Transcribe all of the material exactly. Any picture in it should be left out.

-=-=-

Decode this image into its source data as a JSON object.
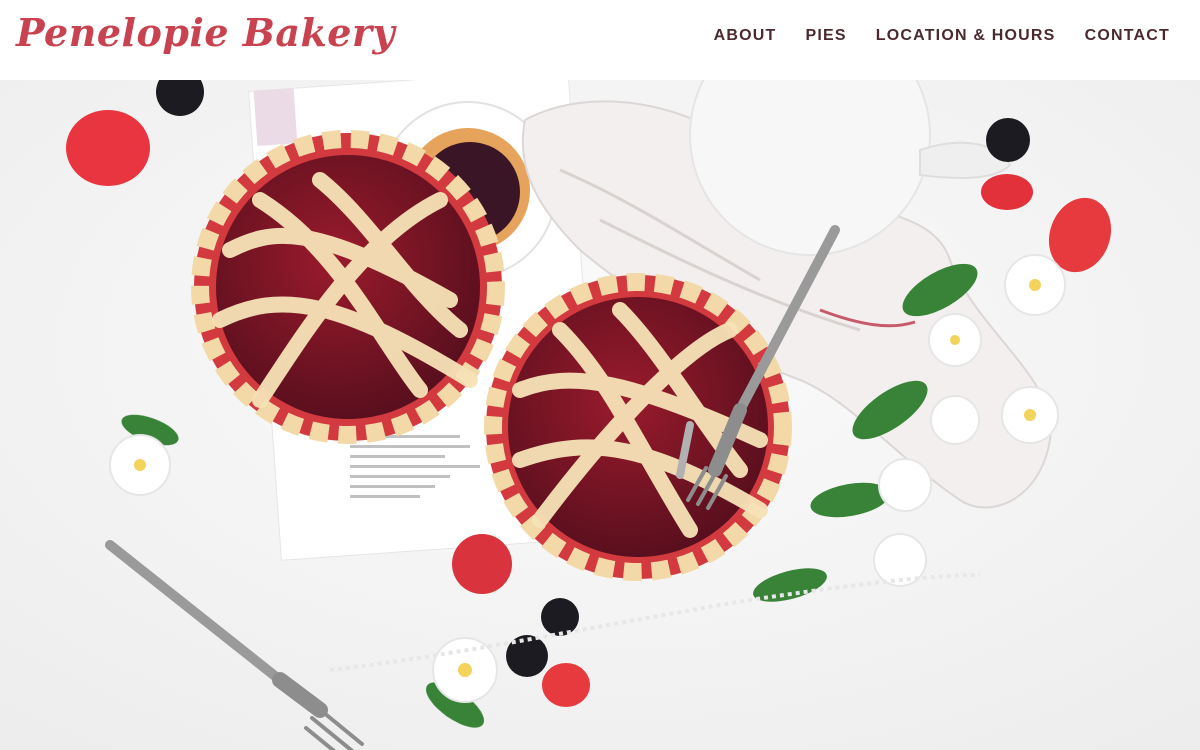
{
  "header": {
    "logo_text": "Penelopie Bakery",
    "nav": [
      {
        "label": "ABOUT"
      },
      {
        "label": "PIES"
      },
      {
        "label": "LOCATION & HOURS"
      },
      {
        "label": "CONTACT"
      }
    ]
  },
  "colors": {
    "brand": "#c9424f",
    "nav_text": "#4a2a2f",
    "background": "#ffffff"
  },
  "hero": {
    "image_description_icon": "berry-pies-photo"
  }
}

-=-=-

Exercise result>
Decode this image into its source data as a JSON object.
{
  "header": {
    "logo_text": "Penelopie Bakery",
    "nav": [
      {
        "label": "ABOUT"
      },
      {
        "label": "PIES"
      },
      {
        "label": "LOCATION & HOURS"
      },
      {
        "label": "CONTACT"
      }
    ]
  },
  "colors": {
    "brand": "#c9424f",
    "nav_text": "#4a2a2f",
    "background": "#ffffff"
  },
  "hero": {
    "image_description_icon": "berry-pies-photo"
  }
}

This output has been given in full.